═══ Provided records ═══
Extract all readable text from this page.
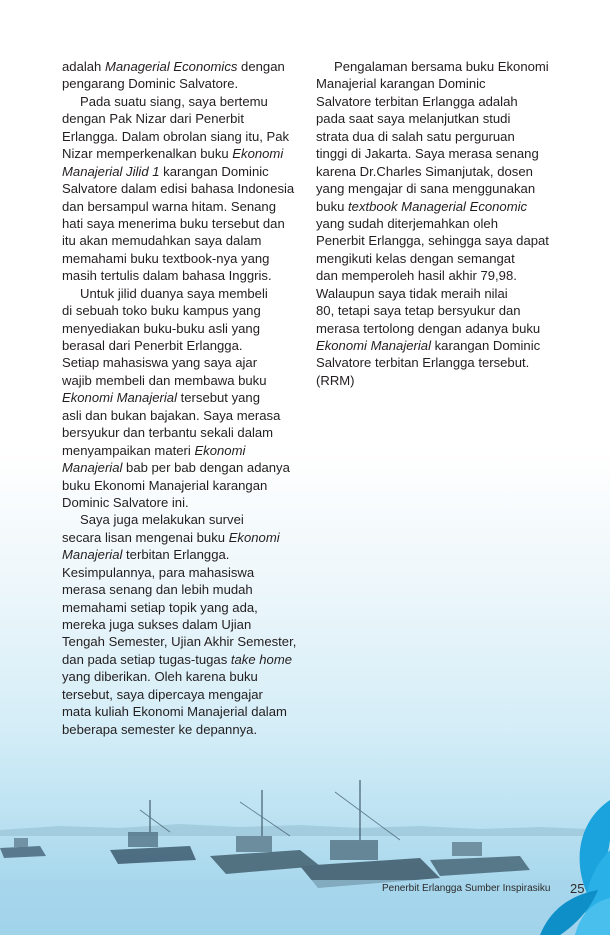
adalah Managerial Economics dengan
pengarang Dominic Salvatore.
Pada suatu siang, saya bertemu
dengan Pak Nizar dari Penerbit
Erlangga. Dalam obrolan siang itu, Pak
Nizar memperkenalkan buku Ekonomi
Manajerial Jilid 1 karangan Dominic
Salvatore dalam edisi bahasa Indonesia
dan bersampul warna hitam. Senang
hati saya menerima buku tersebut dan
itu akan memudahkan saya dalam
memahami buku textbook-nya yang
masih tertulis dalam bahasa Inggris.
Untuk jilid duanya saya membeli
di sebuah toko buku kampus yang
menyediakan buku-buku asli yang
berasal dari Penerbit Erlangga.
Setiap mahasiswa yang saya ajar
wajib membeli dan membawa buku
Ekonomi Manajerial tersebut yang
asli dan bukan bajakan. Saya merasa
bersyukur dan terbantu sekali dalam
menyampaikan materi Ekonomi
Manajerial bab per bab dengan adanya
buku Ekonomi Manajerial karangan
Dominic Salvatore ini.
Saya juga melakukan survei
secara lisan mengenai buku Ekonomi
Manajerial terbitan Erlangga.
Kesimpulannya, para mahasiswa
merasa senang dan lebih mudah
memahami setiap topik yang ada,
mereka juga sukses dalam Ujian
Tengah Semester, Ujian Akhir Semester,
dan pada setiap tugas-tugas take home
yang diberikan. Oleh karena buku
tersebut, saya dipercaya mengajar
mata kuliah Ekonomi Manajerial dalam
beberapa semester ke depannya.
Pengalaman bersama buku Ekonomi
Manajerial karangan Dominic
Salvatore terbitan Erlangga adalah
pada saat saya melanjutkan studi
strata dua di salah satu perguruan
tinggi di Jakarta. Saya merasa senang
karena Dr.Charles Simanjutak, dosen
yang mengajar di sana menggunakan
buku textbook Managerial Economic
yang sudah diterjemahkan oleh
Penerbit Erlangga, sehingga saya dapat
mengikuti kelas dengan semangat
dan memperoleh hasil akhir 79,98.
Walaupun saya tidak meraih nilai
80, tetapi saya tetap bersyukur dan
merasa tertolong dengan adanya buku
Ekonomi Manajerial karangan Dominic
Salvatore terbitan Erlangga tersebut.
(RRM)
Penerbit Erlangga Sumber Inspirasiku 25
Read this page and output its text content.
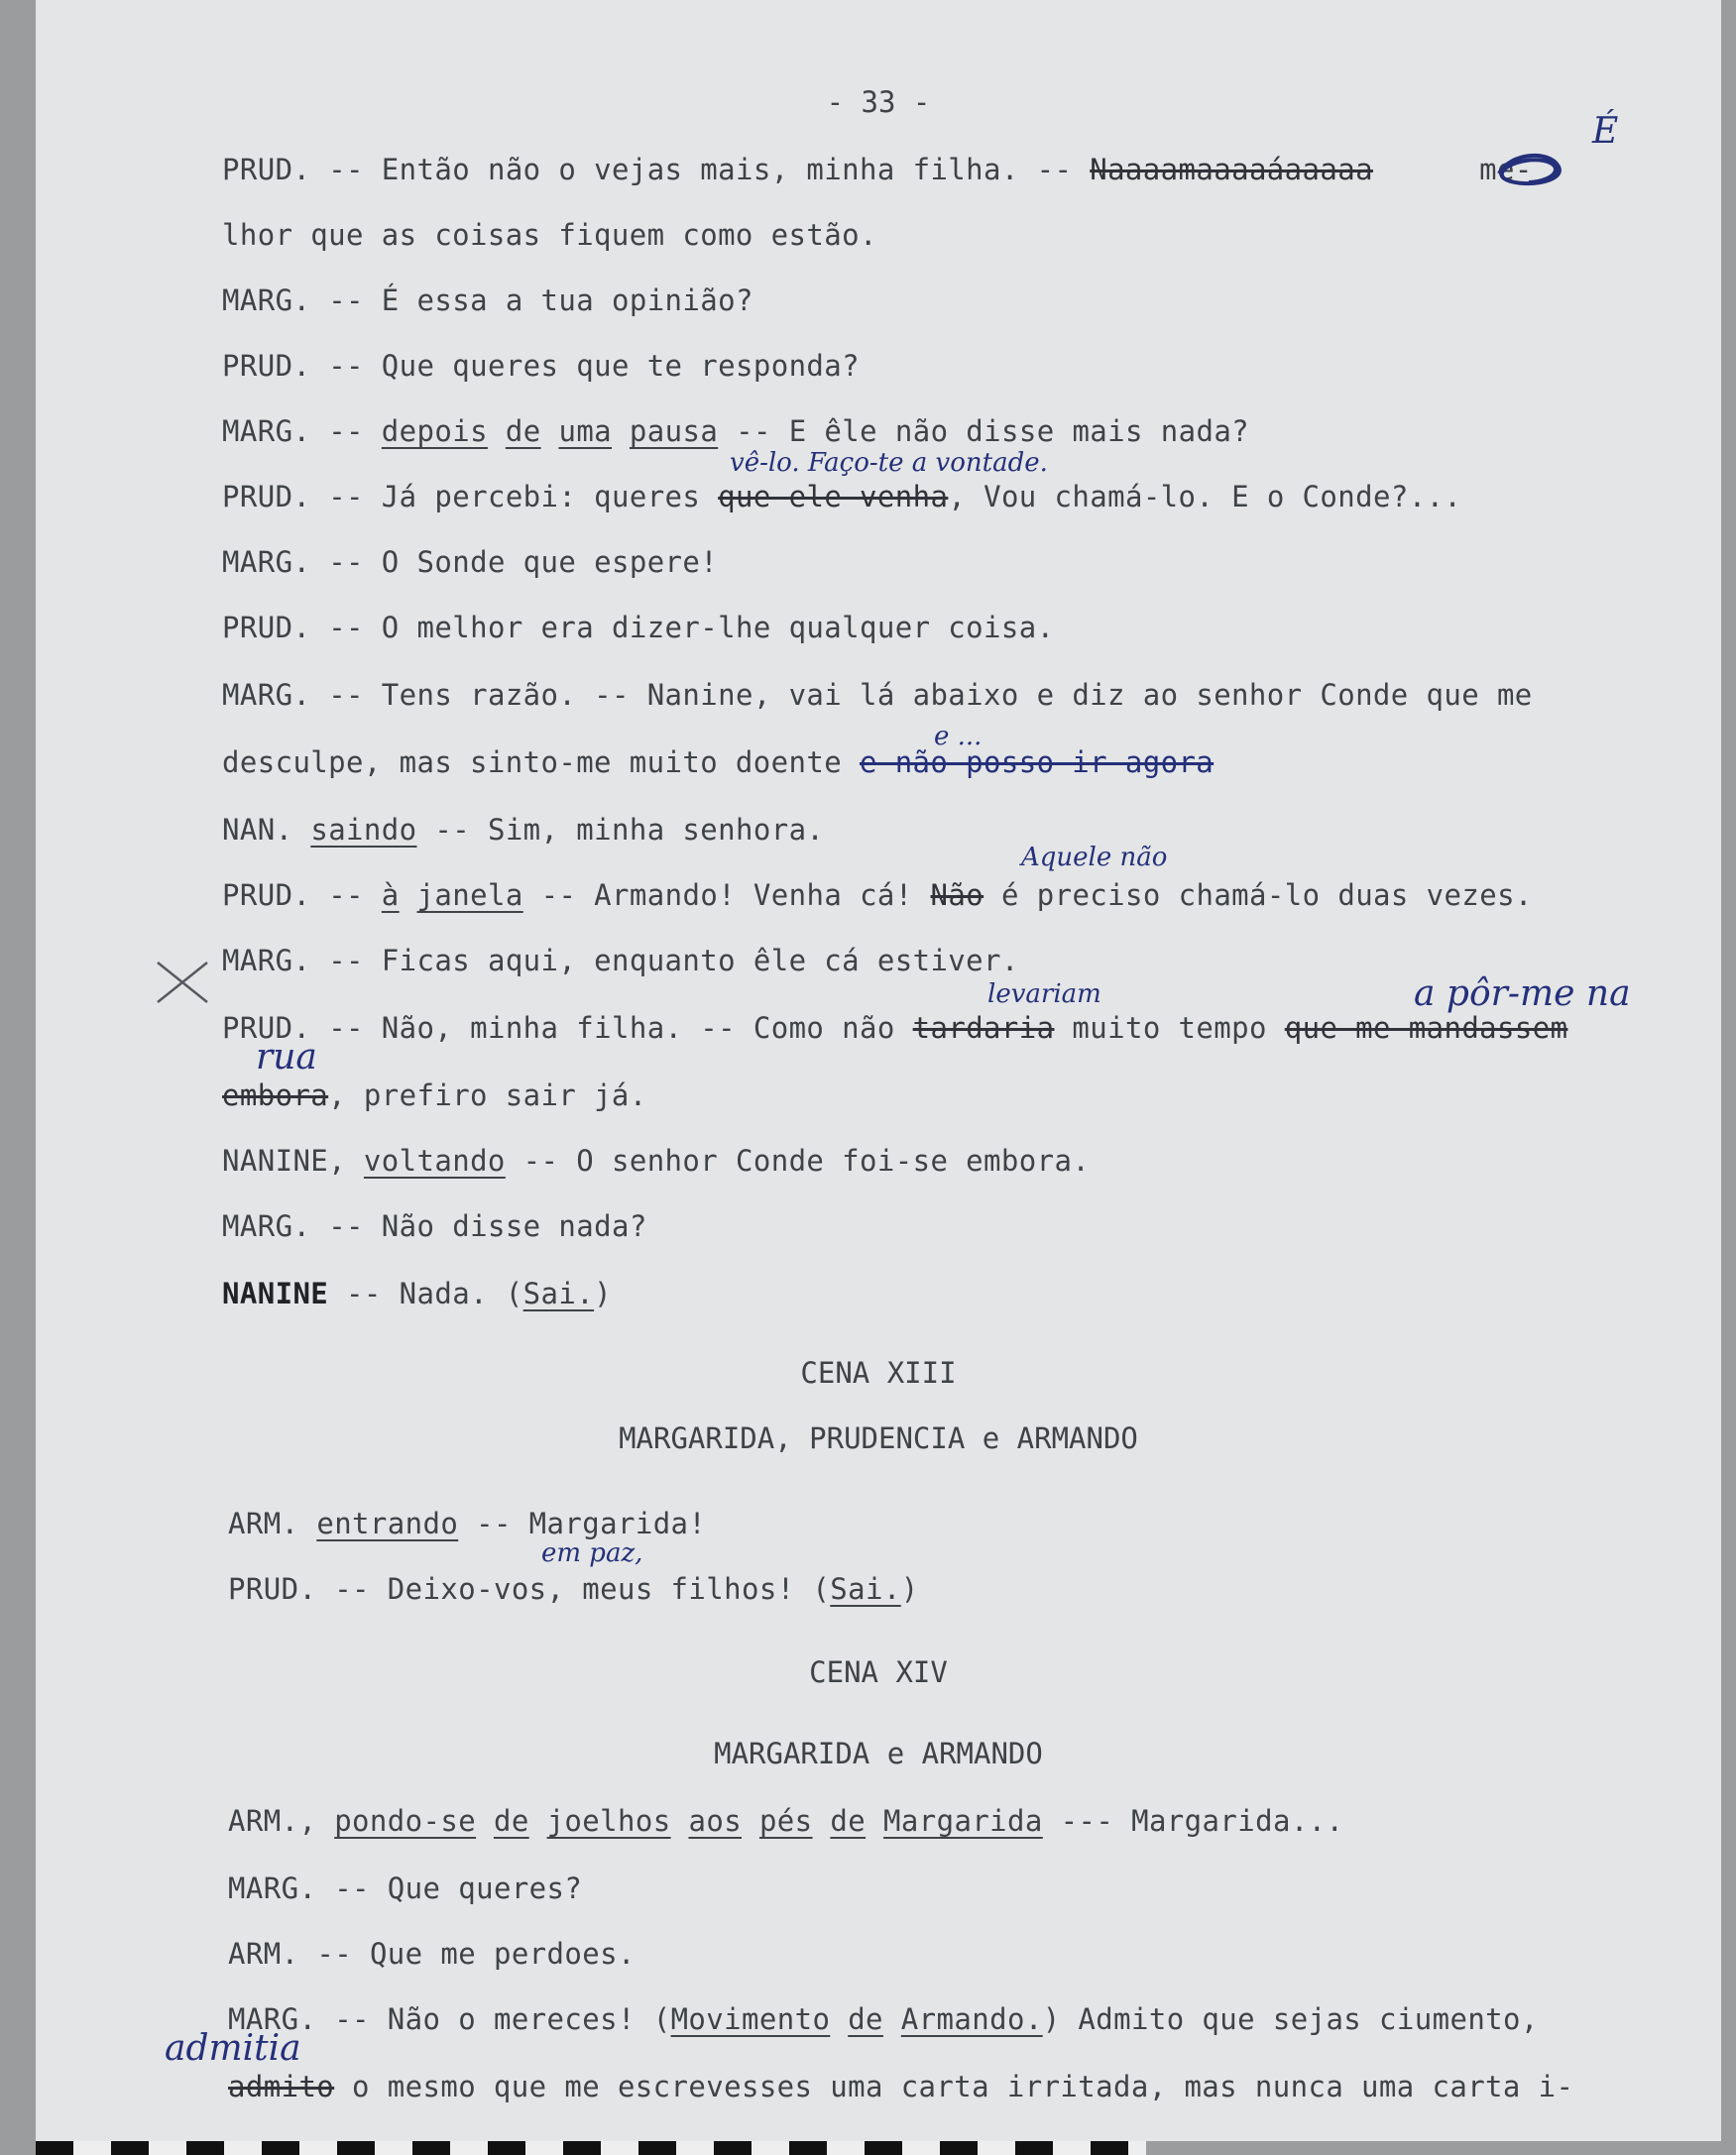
- 33 -
PRUD. -- Então não o vejas mais, minha filha. -- Naaaamaaaaáaaaaa	me-
É
lhor que as coisas fiquem como estão.
MARG. -- É essa a tua opinião?
PRUD. -- Que queres que te responda?
MARG. -- depois de uma pausa -- E êle não disse mais nada?
vê-lo. Faço-te a vontade.
PRUD. -- Já percebi: queres que ele venha, Vou chamá-lo. E o Conde?...
MARG. -- O Sonde que espere!
PRUD. -- O melhor era dizer-lhe qualquer coisa.
MARG. -- Tens razão. -- Nanine, vai lá abaixo e diz ao senhor Conde que me
e ...
desculpe, mas sinto-me muito doente e não posso ir agora
NAN. saindo -- Sim, minha senhora.
Aquele não
PRUD. -- à janela -- Armando! Venha cá! Não é preciso chamá-lo duas vezes.
MARG. -- Ficas aqui, enquanto êle cá estiver.
levariam	a pôr-me na
PRUD. -- Não, minha filha. -- Como não tardaria muito tempo que me mandassem
rua
embora, prefiro sair já.
NANINE, voltando -- O senhor Conde foi-se embora.
MARG. -- Não disse nada?
NANINE -- Nada. (Sai.)
CENA XIII
MARGARIDA, PRUDENCIA e ARMANDO
ARM. entrando -- Margarida!
em paz,
PRUD. -- Deixo-vos, meus filhos! (Sai.)
CENA XIV
MARGARIDA e ARMANDO
ARM., pondo-se de joelhos aos pés de Margarida --- Margarida...
MARG. -- Que queres?
ARM. -- Que me perdoes.
MARG. -- Não o mereces! (Movimento de Armando.) Admito que sejas ciumento,
admitia
admito o mesmo que me escrevesses uma carta irritada, mas nunca uma carta i-
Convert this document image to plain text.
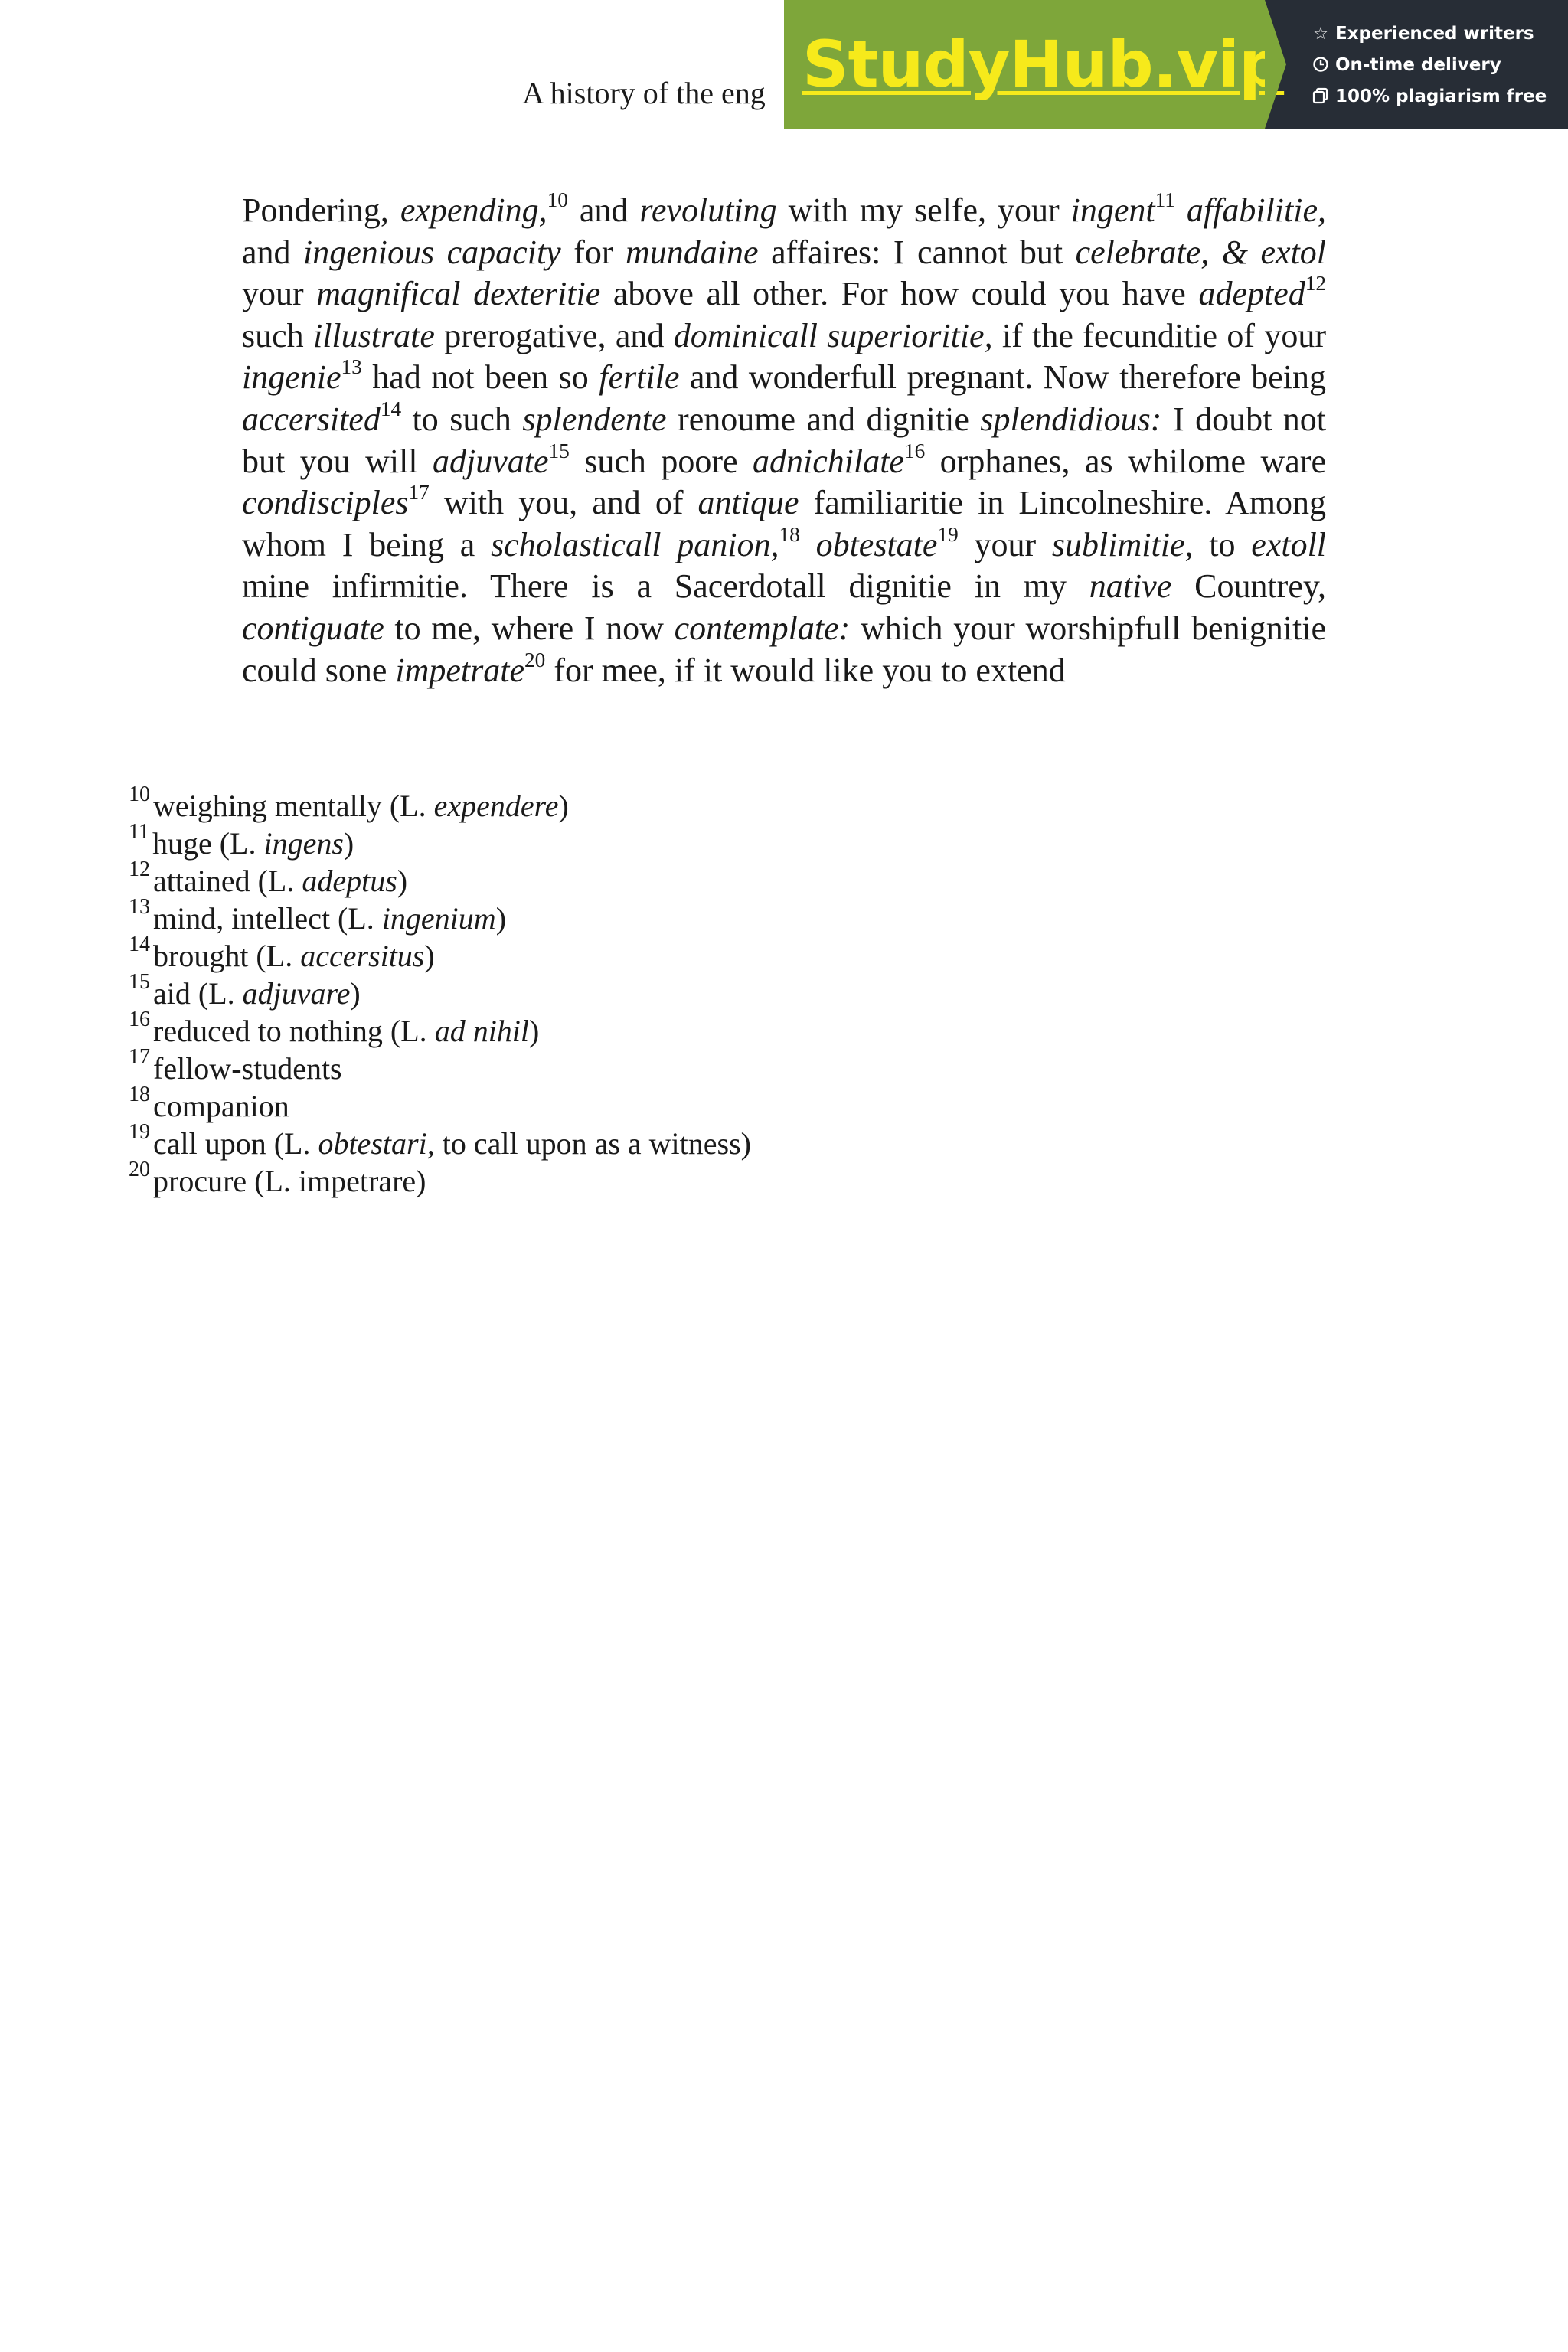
A history of the eng StudyHub.vip ☆ Experienced writers
On-time delivery
100% plagiarism free

Pondering, expending,$^{10}$ and revoluting with my selfe, your ingent$^{11}$ affabilitie, and ingenious capacity for mundaine affaires: I cannot but celebrate, & extol your magnifical dexteritie above all other. For how could you have adepted$^{12}$ such illustrate prerogative, and dominicall superioritie, if the fecunditie of your ingenie$^{13}$ had not been so fertile and wonderfull pregnant. Now therefore being accersited$^{14}$ to such splendente renoume and dignitie splendidious: I doubt not but you will adjuvate$^{15}$ such poore adnichilate$^{16}$ orphanes, as whilome ware condisciples$^{17}$ with you, and of antique familiaritie in Lincolneshire. Among whom I being a scholasticall panion,$^{18}$ obtestate$^{19}$ your sublimitie, to extoll mine infirmitie. There is a Sacerdotall dignitie in my native Countrey, contiguate to me, where I now contemplate: which your worshipfull benignitie could sone impetrate$^{20}$ for mee, if it would like you to extend

$^{10}$ weighing mentally (L. expendere)
$^{11}$ huge (L. ingens)
$^{12}$ attained (L. adeptus)
$^{13}$ mind, intellect (L. ingenium)
$^{14}$ brought (L. accersitus)
$^{15}$ aid (L. adjuvare)
$^{16}$ reduced to nothing (L. ad nihil)
$^{17}$ fellow-students
$^{18}$ companion
$^{19}$ call upon (L. obtestari, to call upon as a witness)
$^{20}$ procure (L. impetrare)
═══
Locate the word "Managerial" in the records above, and return each line that has it.

Answer for the task ::
adalah Managerial Economics dengan
buku textbook Managerial Economic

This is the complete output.